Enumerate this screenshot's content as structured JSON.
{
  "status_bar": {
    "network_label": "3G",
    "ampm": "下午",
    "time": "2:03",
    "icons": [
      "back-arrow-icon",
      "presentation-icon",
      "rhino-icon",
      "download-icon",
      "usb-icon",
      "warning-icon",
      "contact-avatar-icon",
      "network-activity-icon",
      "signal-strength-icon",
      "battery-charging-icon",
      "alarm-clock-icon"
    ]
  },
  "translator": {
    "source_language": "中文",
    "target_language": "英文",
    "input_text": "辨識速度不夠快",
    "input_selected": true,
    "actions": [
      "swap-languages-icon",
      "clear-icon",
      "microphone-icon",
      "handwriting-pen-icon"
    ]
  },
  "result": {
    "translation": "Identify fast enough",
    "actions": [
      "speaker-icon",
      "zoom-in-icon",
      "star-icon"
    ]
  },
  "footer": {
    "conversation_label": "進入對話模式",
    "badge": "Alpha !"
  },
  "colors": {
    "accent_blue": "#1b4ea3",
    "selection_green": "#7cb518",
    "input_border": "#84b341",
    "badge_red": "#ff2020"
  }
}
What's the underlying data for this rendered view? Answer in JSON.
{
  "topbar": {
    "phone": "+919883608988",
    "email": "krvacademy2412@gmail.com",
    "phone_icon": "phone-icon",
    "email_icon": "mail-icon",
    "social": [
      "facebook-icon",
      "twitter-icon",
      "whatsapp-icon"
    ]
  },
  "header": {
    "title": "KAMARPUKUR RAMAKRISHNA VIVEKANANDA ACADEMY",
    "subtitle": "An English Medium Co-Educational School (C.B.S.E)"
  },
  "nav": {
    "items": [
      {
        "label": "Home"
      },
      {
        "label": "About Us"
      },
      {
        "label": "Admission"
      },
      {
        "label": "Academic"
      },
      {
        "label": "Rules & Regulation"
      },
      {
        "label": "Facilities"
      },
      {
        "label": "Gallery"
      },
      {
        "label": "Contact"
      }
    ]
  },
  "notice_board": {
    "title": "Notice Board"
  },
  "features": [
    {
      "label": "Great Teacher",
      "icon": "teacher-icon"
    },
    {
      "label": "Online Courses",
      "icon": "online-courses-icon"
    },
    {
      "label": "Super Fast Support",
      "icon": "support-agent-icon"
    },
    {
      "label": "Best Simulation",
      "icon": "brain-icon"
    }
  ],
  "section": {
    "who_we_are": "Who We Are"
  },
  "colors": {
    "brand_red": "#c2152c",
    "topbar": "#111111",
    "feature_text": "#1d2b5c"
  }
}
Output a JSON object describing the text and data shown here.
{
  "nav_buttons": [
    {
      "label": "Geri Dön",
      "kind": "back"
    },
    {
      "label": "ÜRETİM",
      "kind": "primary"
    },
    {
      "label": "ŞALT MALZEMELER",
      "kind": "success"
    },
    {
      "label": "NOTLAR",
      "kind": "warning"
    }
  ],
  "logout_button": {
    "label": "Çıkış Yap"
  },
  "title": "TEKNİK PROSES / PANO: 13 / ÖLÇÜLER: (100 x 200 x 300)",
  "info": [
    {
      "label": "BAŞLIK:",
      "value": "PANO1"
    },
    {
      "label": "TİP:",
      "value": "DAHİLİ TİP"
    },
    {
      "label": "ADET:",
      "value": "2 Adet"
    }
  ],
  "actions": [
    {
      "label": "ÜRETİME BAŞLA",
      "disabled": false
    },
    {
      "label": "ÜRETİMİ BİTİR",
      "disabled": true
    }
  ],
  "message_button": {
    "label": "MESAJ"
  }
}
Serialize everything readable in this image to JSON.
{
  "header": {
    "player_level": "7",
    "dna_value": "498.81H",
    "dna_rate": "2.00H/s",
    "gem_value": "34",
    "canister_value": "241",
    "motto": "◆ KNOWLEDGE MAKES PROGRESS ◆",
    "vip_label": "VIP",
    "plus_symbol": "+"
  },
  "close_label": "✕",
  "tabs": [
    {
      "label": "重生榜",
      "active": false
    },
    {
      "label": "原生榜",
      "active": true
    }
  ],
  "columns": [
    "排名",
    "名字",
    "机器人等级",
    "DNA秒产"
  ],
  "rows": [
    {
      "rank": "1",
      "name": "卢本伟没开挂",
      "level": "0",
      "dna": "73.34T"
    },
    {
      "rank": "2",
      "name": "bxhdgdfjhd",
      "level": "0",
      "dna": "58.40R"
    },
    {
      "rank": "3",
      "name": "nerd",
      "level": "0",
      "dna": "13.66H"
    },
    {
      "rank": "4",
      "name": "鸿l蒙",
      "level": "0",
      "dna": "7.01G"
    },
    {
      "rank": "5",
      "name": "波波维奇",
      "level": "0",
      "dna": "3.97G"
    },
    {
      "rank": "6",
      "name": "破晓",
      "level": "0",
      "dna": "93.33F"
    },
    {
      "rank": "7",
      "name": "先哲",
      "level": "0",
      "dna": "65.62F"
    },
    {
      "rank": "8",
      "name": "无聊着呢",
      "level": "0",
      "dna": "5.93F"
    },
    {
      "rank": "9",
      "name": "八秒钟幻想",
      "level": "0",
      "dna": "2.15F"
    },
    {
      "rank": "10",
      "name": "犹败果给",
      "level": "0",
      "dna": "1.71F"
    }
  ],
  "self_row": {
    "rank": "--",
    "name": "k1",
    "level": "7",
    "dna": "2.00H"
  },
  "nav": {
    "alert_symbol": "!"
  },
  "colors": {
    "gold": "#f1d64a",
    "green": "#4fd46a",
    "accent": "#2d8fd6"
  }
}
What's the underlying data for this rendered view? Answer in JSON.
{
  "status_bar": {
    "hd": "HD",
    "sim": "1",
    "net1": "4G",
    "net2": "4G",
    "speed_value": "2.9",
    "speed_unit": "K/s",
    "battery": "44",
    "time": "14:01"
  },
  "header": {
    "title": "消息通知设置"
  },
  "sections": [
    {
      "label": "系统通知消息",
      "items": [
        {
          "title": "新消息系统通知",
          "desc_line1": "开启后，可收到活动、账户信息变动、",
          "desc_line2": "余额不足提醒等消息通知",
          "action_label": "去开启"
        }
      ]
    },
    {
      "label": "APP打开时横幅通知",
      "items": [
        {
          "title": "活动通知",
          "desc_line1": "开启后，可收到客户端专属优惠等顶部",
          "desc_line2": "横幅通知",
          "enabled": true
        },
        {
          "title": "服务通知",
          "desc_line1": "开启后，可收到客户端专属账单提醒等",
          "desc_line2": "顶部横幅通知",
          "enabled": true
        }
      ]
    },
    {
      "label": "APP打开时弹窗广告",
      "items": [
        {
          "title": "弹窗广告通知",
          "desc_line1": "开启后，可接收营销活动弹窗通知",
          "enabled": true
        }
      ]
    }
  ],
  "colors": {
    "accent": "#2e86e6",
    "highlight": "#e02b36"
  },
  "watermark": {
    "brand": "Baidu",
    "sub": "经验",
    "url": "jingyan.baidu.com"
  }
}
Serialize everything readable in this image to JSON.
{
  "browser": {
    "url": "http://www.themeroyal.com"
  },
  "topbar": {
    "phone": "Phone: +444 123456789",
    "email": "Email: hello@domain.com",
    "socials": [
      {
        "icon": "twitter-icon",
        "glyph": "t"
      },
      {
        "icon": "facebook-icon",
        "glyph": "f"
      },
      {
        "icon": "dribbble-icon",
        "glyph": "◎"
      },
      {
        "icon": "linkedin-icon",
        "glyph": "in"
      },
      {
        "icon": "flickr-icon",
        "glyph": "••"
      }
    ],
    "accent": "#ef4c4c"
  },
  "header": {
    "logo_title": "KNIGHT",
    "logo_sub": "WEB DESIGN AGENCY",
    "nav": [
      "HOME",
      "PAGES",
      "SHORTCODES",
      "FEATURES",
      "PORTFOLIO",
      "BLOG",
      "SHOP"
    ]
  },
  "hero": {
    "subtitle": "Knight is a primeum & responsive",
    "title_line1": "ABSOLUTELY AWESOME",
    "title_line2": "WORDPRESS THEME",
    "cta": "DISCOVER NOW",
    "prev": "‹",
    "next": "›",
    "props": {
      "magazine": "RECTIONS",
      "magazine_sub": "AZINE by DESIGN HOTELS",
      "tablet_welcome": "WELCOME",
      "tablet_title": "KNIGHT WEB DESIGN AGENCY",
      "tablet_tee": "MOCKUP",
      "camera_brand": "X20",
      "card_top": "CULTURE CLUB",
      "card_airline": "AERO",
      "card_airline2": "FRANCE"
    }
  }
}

### To do
In the listing, find all lines with the string "DESIGN" and copy them.

### Task output
    "logo_sub": "WEB DESIGN AGENCY",
      "magazine_sub": "AZINE by DESIGN HOTELS",
      "tablet_title": "KNIGHT WEB DESIGN AGENCY",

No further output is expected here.